• _GIVEN DATA_:
>> BEGIN

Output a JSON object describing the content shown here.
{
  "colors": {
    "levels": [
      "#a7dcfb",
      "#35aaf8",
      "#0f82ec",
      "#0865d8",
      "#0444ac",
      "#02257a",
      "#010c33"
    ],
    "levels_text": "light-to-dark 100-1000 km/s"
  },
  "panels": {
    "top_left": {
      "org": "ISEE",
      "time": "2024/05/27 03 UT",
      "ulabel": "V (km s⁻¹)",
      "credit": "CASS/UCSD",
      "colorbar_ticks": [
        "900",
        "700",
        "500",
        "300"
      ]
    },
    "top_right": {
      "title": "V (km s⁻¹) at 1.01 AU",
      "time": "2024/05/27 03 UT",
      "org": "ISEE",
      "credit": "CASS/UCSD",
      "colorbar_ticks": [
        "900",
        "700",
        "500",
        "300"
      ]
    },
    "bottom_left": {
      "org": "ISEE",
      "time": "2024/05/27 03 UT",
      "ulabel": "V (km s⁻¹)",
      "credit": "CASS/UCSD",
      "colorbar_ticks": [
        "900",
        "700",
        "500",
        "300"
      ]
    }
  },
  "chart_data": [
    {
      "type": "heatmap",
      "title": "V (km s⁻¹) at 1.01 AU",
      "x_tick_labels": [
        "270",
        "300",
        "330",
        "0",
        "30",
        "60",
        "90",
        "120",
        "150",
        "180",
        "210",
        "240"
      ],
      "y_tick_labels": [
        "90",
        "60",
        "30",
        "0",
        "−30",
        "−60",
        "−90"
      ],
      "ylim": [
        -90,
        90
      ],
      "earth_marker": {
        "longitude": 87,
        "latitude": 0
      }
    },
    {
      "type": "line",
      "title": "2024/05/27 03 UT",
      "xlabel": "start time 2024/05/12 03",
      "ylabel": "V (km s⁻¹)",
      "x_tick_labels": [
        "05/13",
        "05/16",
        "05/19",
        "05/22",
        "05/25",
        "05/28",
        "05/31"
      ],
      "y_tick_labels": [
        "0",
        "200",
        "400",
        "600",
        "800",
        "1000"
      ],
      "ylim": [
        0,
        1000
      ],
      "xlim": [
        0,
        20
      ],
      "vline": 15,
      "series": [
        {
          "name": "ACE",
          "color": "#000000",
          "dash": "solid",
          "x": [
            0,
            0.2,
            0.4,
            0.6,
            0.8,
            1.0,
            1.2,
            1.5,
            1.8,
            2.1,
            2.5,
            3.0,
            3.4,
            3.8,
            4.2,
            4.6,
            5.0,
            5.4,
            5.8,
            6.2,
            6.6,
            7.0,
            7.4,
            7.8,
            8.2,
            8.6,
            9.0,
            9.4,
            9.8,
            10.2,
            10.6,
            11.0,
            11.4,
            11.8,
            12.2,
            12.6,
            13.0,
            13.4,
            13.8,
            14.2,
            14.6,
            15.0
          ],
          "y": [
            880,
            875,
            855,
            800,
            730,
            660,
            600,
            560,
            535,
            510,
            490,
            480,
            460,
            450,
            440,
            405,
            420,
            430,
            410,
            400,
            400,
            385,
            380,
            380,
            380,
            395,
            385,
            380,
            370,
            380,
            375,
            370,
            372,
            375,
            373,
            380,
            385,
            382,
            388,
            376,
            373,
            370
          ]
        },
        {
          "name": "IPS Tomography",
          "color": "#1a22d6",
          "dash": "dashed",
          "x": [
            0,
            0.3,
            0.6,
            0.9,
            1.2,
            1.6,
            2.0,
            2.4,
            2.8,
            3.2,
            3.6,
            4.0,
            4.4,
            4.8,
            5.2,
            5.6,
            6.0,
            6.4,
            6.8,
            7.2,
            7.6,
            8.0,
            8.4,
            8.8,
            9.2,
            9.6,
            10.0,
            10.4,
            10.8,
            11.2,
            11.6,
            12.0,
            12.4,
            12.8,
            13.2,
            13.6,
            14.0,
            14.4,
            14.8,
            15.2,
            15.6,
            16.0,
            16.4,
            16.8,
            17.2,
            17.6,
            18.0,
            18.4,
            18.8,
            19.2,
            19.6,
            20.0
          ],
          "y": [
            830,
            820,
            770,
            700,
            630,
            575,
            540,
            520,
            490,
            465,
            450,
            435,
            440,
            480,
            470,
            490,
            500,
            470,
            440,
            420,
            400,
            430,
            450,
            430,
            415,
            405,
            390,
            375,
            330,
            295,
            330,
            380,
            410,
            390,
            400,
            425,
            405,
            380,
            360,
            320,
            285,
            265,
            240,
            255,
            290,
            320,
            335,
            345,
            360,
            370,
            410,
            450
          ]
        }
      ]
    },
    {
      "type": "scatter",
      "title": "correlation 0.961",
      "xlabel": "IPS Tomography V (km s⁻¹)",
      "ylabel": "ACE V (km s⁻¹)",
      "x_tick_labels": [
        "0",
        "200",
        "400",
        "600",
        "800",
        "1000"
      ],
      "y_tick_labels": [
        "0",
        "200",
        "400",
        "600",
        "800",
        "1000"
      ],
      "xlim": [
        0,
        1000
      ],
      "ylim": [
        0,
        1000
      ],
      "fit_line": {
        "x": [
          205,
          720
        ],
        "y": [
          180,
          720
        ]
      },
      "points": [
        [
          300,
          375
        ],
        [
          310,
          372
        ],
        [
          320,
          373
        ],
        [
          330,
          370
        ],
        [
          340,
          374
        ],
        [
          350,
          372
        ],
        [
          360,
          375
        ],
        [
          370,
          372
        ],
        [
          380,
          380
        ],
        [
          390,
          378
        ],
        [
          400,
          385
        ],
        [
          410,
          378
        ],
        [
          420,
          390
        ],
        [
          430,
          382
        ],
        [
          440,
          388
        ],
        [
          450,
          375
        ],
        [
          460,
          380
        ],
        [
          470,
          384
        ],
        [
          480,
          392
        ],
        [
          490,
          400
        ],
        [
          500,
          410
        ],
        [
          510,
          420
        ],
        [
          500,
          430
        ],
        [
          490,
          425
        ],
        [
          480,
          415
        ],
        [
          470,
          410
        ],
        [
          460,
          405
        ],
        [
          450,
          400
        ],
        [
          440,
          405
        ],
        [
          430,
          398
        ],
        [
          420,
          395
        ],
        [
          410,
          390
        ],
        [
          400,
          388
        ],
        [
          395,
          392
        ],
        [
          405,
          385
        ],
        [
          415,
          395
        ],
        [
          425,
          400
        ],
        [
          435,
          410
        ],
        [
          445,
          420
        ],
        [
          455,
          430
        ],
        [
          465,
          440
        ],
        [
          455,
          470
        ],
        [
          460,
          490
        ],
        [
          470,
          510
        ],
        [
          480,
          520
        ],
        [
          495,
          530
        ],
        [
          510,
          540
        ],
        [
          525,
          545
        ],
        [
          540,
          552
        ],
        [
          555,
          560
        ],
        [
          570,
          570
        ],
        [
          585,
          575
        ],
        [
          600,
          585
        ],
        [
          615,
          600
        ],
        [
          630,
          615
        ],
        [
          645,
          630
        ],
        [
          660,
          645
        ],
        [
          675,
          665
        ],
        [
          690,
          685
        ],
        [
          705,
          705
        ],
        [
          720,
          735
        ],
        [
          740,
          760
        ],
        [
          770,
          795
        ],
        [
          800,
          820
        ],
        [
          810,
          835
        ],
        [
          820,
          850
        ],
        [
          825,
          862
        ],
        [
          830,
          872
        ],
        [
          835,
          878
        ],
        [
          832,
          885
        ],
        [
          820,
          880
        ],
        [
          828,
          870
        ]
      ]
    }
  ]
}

>> END

• _STATED PROBLEM_: Retype the records in full. Keep every line identical to the original.

• _EXERCISE RESPONSE_:
Output a JSON object describing the content shown here.
{
  "colors": {
    "levels": [
      "#a7dcfb",
      "#35aaf8",
      "#0f82ec",
      "#0865d8",
      "#0444ac",
      "#02257a",
      "#010c33"
    ],
    "levels_text": "light-to-dark 100-1000 km/s"
  },
  "panels": {
    "top_left": {
      "org": "ISEE",
      "time": "2024/05/27 03 UT",
      "ulabel": "V (km s⁻¹)",
      "credit": "CASS/UCSD",
      "colorbar_ticks": [
        "900",
        "700",
        "500",
        "300"
      ]
    },
    "top_right": {
      "title": "V (km s⁻¹) at 1.01 AU",
      "time": "2024/05/27 03 UT",
      "org": "ISEE",
      "credit": "CASS/UCSD",
      "colorbar_ticks": [
        "900",
        "700",
        "500",
        "300"
      ]
    },
    "bottom_left": {
      "org": "ISEE",
      "time": "2024/05/27 03 UT",
      "ulabel": "V (km s⁻¹)",
      "credit": "CASS/UCSD",
      "colorbar_ticks": [
        "900",
        "700",
        "500",
        "300"
      ]
    }
  },
  "chart_data": [
    {
      "type": "heatmap",
      "title": "V (km s⁻¹) at 1.01 AU",
      "x_tick_labels": [
        "270",
        "300",
        "330",
        "0",
        "30",
        "60",
        "90",
        "120",
        "150",
        "180",
        "210",
        "240"
      ],
      "y_tick_labels": [
        "90",
        "60",
        "30",
        "0",
        "−30",
        "−60",
        "−90"
      ],
      "ylim": [
        -90,
        90
      ],
      "earth_marker": {
        "longitude": 87,
        "latitude": 0
      }
    },
    {
      "type": "line",
      "title": "2024/05/27 03 UT",
      "xlabel": "start time 2024/05/12 03",
      "ylabel": "V (km s⁻¹)",
      "x_tick_labels": [
        "05/13",
        "05/16",
        "05/19",
        "05/22",
        "05/25",
        "05/28",
        "05/31"
      ],
      "y_tick_labels": [
        "0",
        "200",
        "400",
        "600",
        "800",
        "1000"
      ],
      "ylim": [
        0,
        1000
      ],
      "xlim": [
        0,
        20
      ],
      "vline": 15,
      "series": [
        {
          "name": "ACE",
          "color": "#000000",
          "dash": "solid",
          "x": [
            0,
            0.2,
            0.4,
            0.6,
            0.8,
            1.0,
            1.2,
            1.5,
            1.8,
            2.1,
            2.5,
            3.0,
            3.4,
            3.8,
            4.2,
            4.6,
            5.0,
            5.4,
            5.8,
            6.2,
            6.6,
            7.0,
            7.4,
            7.8,
            8.2,
            8.6,
            9.0,
            9.4,
            9.8,
            10.2,
            10.6,
            11.0,
            11.4,
            11.8,
            12.2,
            12.6,
            13.0,
            13.4,
            13.8,
            14.2,
            14.6,
            15.0
          ],
          "y": [
            880,
            875,
            855,
            800,
            730,
            660,
            600,
            560,
            535,
            510,
            490,
            480,
            460,
            450,
            440,
            405,
            420,
            430,
            410,
            400,
            400,
            385,
            380,
            380,
            380,
            395,
            385,
            380,
            370,
            380,
            375,
            370,
            372,
            375,
            373,
            380,
            385,
            382,
            388,
            376,
            373,
            370
          ]
        },
        {
          "name": "IPS Tomography",
          "color": "#1a22d6",
          "dash": "dashed",
          "x": [
            0,
            0.3,
            0.6,
            0.9,
            1.2,
            1.6,
            2.0,
            2.4,
            2.8,
            3.2,
            3.6,
            4.0,
            4.4,
            4.8,
            5.2,
            5.6,
            6.0,
            6.4,
            6.8,
            7.2,
            7.6,
            8.0,
            8.4,
            8.8,
            9.2,
            9.6,
            10.0,
            10.4,
            10.8,
            11.2,
            11.6,
            12.0,
            12.4,
            12.8,
            13.2,
            13.6,
            14.0,
            14.4,
            14.8,
            15.2,
            15.6,
            16.0,
            16.4,
            16.8,
            17.2,
            17.6,
            18.0,
            18.4,
            18.8,
            19.2,
            19.6,
            20.0
          ],
          "y": [
            830,
            820,
            770,
            700,
            630,
            575,
            540,
            520,
            490,
            465,
            450,
            435,
            440,
            480,
            470,
            490,
            500,
            470,
            440,
            420,
            400,
            430,
            450,
            430,
            415,
            405,
            390,
            375,
            330,
            295,
            330,
            380,
            410,
            390,
            400,
            425,
            405,
            380,
            360,
            320,
            285,
            265,
            240,
            255,
            290,
            320,
            335,
            345,
            360,
            370,
            410,
            450
          ]
        }
      ]
    },
    {
      "type": "scatter",
      "title": "correlation 0.961",
      "xlabel": "IPS Tomography V (km s⁻¹)",
      "ylabel": "ACE V (km s⁻¹)",
      "x_tick_labels": [
        "0",
        "200",
        "400",
        "600",
        "800",
        "1000"
      ],
      "y_tick_labels": [
        "0",
        "200",
        "400",
        "600",
        "800",
        "1000"
      ],
      "xlim": [
        0,
        1000
      ],
      "ylim": [
        0,
        1000
      ],
      "fit_line": {
        "x": [
          205,
          720
        ],
        "y": [
          180,
          720
        ]
      },
      "points": [
        [
          300,
          375
        ],
        [
          310,
          372
        ],
        [
          320,
          373
        ],
        [
          330,
          370
        ],
        [
          340,
          374
        ],
        [
          350,
          372
        ],
        [
          360,
          375
        ],
        [
          370,
          372
        ],
        [
          380,
          380
        ],
        [
          390,
          378
        ],
        [
          400,
          385
        ],
        [
          410,
          378
        ],
        [
          420,
          390
        ],
        [
          430,
          382
        ],
        [
          440,
          388
        ],
        [
          450,
          375
        ],
        [
          460,
          380
        ],
        [
          470,
          384
        ],
        [
          480,
          392
        ],
        [
          490,
          400
        ],
        [
          500,
          410
        ],
        [
          510,
          420
        ],
        [
          500,
          430
        ],
        [
          490,
          425
        ],
        [
          480,
          415
        ],
        [
          470,
          410
        ],
        [
          460,
          405
        ],
        [
          450,
          400
        ],
        [
          440,
          405
        ],
        [
          430,
          398
        ],
        [
          420,
          395
        ],
        [
          410,
          390
        ],
        [
          400,
          388
        ],
        [
          395,
          392
        ],
        [
          405,
          385
        ],
        [
          415,
          395
        ],
        [
          425,
          400
        ],
        [
          435,
          410
        ],
        [
          445,
          420
        ],
        [
          455,
          430
        ],
        [
          465,
          440
        ],
        [
          455,
          470
        ],
        [
          460,
          490
        ],
        [
          470,
          510
        ],
        [
          480,
          520
        ],
        [
          495,
          530
        ],
        [
          510,
          540
        ],
        [
          525,
          545
        ],
        [
          540,
          552
        ],
        [
          555,
          560
        ],
        [
          570,
          570
        ],
        [
          585,
          575
        ],
        [
          600,
          585
        ],
        [
          615,
          600
        ],
        [
          630,
          615
        ],
        [
          645,
          630
        ],
        [
          660,
          645
        ],
        [
          675,
          665
        ],
        [
          690,
          685
        ],
        [
          705,
          705
        ],
        [
          720,
          735
        ],
        [
          740,
          760
        ],
        [
          770,
          795
        ],
        [
          800,
          820
        ],
        [
          810,
          835
        ],
        [
          820,
          850
        ],
        [
          825,
          862
        ],
        [
          830,
          872
        ],
        [
          835,
          878
        ],
        [
          832,
          885
        ],
        [
          820,
          880
        ],
        [
          828,
          870
        ]
      ]
    }
  ]
}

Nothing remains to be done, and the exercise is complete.